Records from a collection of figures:
------

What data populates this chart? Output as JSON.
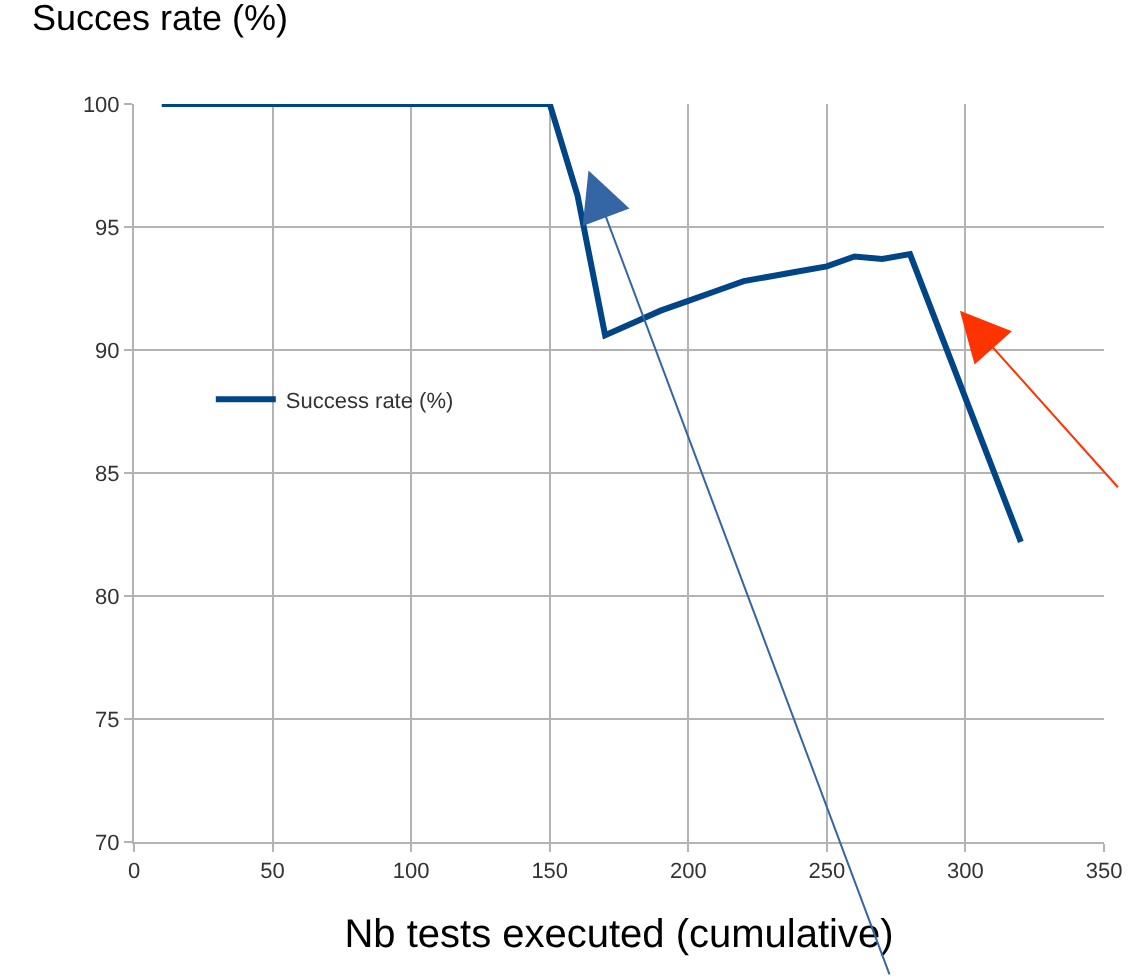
{
  "chart_data": {
    "type": "line",
    "ylabel": "Succes rate (%)",
    "xlabel": "Nb tests executed (cumulative)",
    "x": [
      10,
      150,
      160,
      170,
      180,
      190,
      200,
      210,
      220,
      230,
      240,
      250,
      260,
      270,
      280,
      320
    ],
    "series": [
      {
        "name": "Success rate (%)",
        "color": "#004586",
        "values": [
          100,
          100,
          96.3,
          90.6,
          91.1,
          91.6,
          92.0,
          92.4,
          92.8,
          93.0,
          93.2,
          93.4,
          93.8,
          93.7,
          93.9,
          82.2
        ]
      }
    ],
    "xlim": [
      0,
      350
    ],
    "xticks": [
      0,
      50,
      100,
      150,
      200,
      250,
      300,
      350
    ],
    "ylim": [
      70,
      100
    ],
    "yticks": [
      70,
      75,
      80,
      85,
      90,
      95,
      100
    ],
    "grid": true,
    "legend": "left",
    "marker": "none",
    "line_style": "solid"
  }
}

------

EXERCISE AIM: Which lines hold the word "rate"? Return all of them from the records above.

EXERCISE ANSWER:
    "ylabel": "Succes rate (%)",
        "name": "Success rate (%)",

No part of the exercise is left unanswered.